• [Exercise objective] Quote every line from the one containing "footnote-text-line: Return on" to the one containing "bullet-text-line: leading banking", both included, without changing anything.
━━━━━━━━━━━━━━━━
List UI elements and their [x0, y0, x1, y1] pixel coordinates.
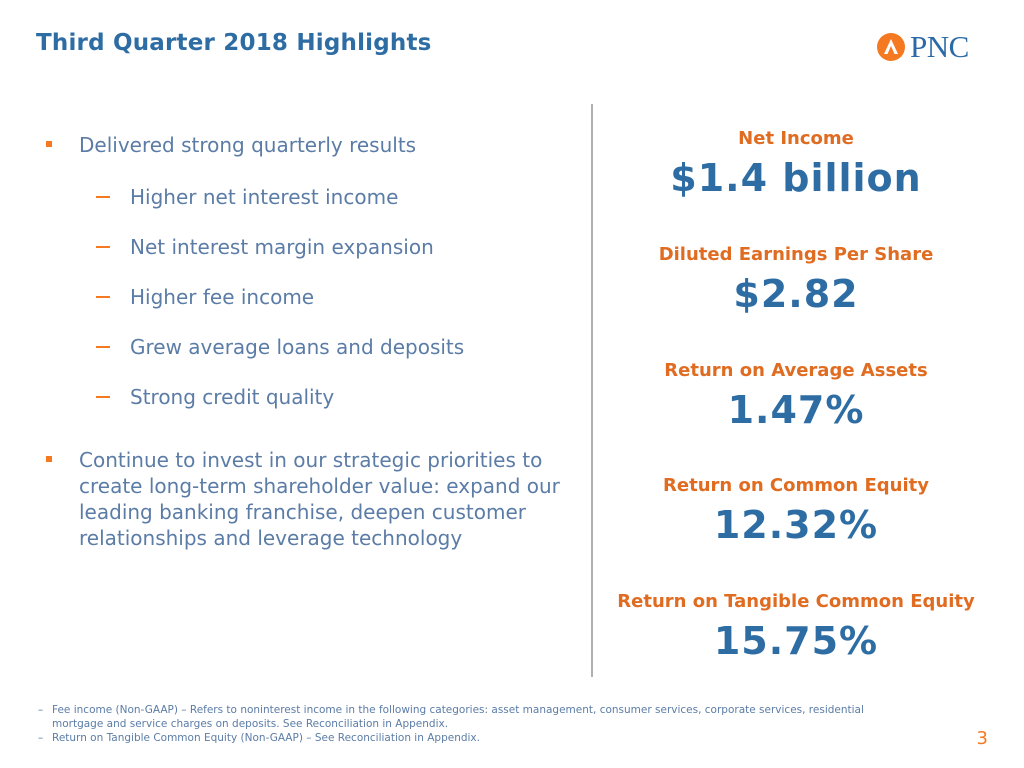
footnote-text-line: Return on Tangible Common Equity (Non-GA… — [52, 732, 480, 744]
square-bullet-icon — [46, 141, 52, 147]
footnote-text-line: mortgage and service charges on deposits… — [52, 718, 449, 730]
metric-label-diluted-eps: Diluted Earnings Per Share — [658, 244, 934, 265]
dash-bullet-icon — [96, 246, 110, 248]
metric-label-net-income: Net Income — [738, 128, 854, 149]
sub-bullet-text: Net interest margin expansion — [130, 235, 434, 259]
footnote: – Fee income (Non-GAAP) – Refers to noni… — [38, 703, 938, 731]
bullet-text-line: relationships and leverage technology — [79, 526, 463, 550]
metric-value-rotce: 15.75% — [713, 619, 879, 663]
metric-label-rotce: Return on Tangible Common Equity — [617, 591, 975, 612]
pnc-logo: PNC — [876, 30, 969, 64]
bullet-text-line: create long-term shareholder value: expa… — [79, 474, 560, 498]
sub-bullet-text: Strong credit quality — [130, 385, 335, 409]
vertical-divider — [591, 104, 593, 677]
dash-bullet-icon — [96, 346, 110, 348]
square-bullet-icon — [46, 456, 52, 462]
sub-bullet-text: Higher fee income — [130, 285, 315, 309]
footnote-text-line: Fee income (Non-GAAP) – Refers to nonint… — [52, 704, 864, 716]
sub-bullet-text: Grew average loans and deposits — [130, 335, 465, 359]
dash-bullet-icon — [96, 196, 110, 198]
metric-value-net-income: $1.4 billion — [670, 156, 922, 200]
page-number: 3 — [976, 728, 988, 749]
page-title: Third Quarter 2018 Highlights — [36, 30, 432, 56]
metric-value-roaa: 1.47% — [727, 388, 865, 432]
metric-label-roaa: Return on Average Assets — [664, 360, 928, 381]
footnote-dash: – — [38, 732, 44, 744]
metric-label-roce: Return on Common Equity — [663, 475, 929, 496]
bullet-text-line: leading banking franchise, deepen custom… — [79, 500, 526, 524]
footnote-dash: – — [38, 704, 44, 716]
bullet-text: Delivered strong quarterly results — [79, 133, 417, 157]
bullet-text-line: Continue to invest in our strategic prio… — [79, 448, 543, 472]
footnotes: – Fee income (Non-GAAP) – Refers to noni… — [38, 703, 938, 745]
pnc-logo-icon — [876, 32, 906, 62]
pnc-logo-text: PNC — [910, 29, 969, 64]
bullet-text: Continue to invest in our strategic prio… — [79, 447, 566, 551]
footnote: – Return on Tangible Common Equity (Non-… — [38, 731, 938, 745]
dash-bullet-icon — [96, 396, 110, 398]
metric-value-roce: 12.32% — [713, 503, 879, 547]
sub-bullet-text: Higher net interest income — [130, 185, 399, 209]
metric-value-diluted-eps: $2.82 — [733, 272, 859, 316]
dash-bullet-icon — [96, 296, 110, 298]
━━━━━━━━━━━━━━━━
• [Solved problem]
footnote-text-line: Return on Tangible Common Equity (Non-GA… — [52, 732, 480, 744]
square-bullet-icon — [46, 141, 52, 147]
footnote-text-line: mortgage and service charges on deposits… — [52, 718, 449, 730]
metric-label-diluted-eps: Diluted Earnings Per Share — [658, 244, 934, 265]
dash-bullet-icon — [96, 246, 110, 248]
metric-label-net-income: Net Income — [738, 128, 854, 149]
sub-bullet-text: Net interest margin expansion — [130, 235, 434, 259]
footnote: – Fee income (Non-GAAP) – Refers to noni… — [38, 703, 938, 731]
bullet-text-line: relationships and leverage technology — [79, 526, 463, 550]
metric-value-rotce: 15.75% — [713, 619, 879, 663]
metric-label-rotce: Return on Tangible Common Equity — [617, 591, 975, 612]
pnc-logo: PNC — [876, 30, 969, 64]
bullet-text-line: create long-term shareholder value: expa… — [79, 474, 560, 498]
sub-bullet-text: Strong credit quality — [130, 385, 335, 409]
vertical-divider — [591, 104, 593, 677]
dash-bullet-icon — [96, 346, 110, 348]
square-bullet-icon — [46, 456, 52, 462]
sub-bullet-text: Higher fee income — [130, 285, 315, 309]
footnote-text-line: Fee income (Non-GAAP) – Refers to nonint… — [52, 704, 864, 716]
sub-bullet-text: Grew average loans and deposits — [130, 335, 465, 359]
dash-bullet-icon — [96, 196, 110, 198]
metric-value-net-income: $1.4 billion — [670, 156, 922, 200]
page-number: 3 — [976, 728, 988, 749]
page-title: Third Quarter 2018 Highlights — [36, 30, 432, 56]
metric-value-roaa: 1.47% — [727, 388, 865, 432]
metric-label-roaa: Return on Average Assets — [664, 360, 928, 381]
footnote-dash: – — [38, 732, 44, 744]
metric-label-roce: Return on Common Equity — [663, 475, 929, 496]
bullet-text-line: leading banking franchise, deepen custom… — [79, 500, 526, 524]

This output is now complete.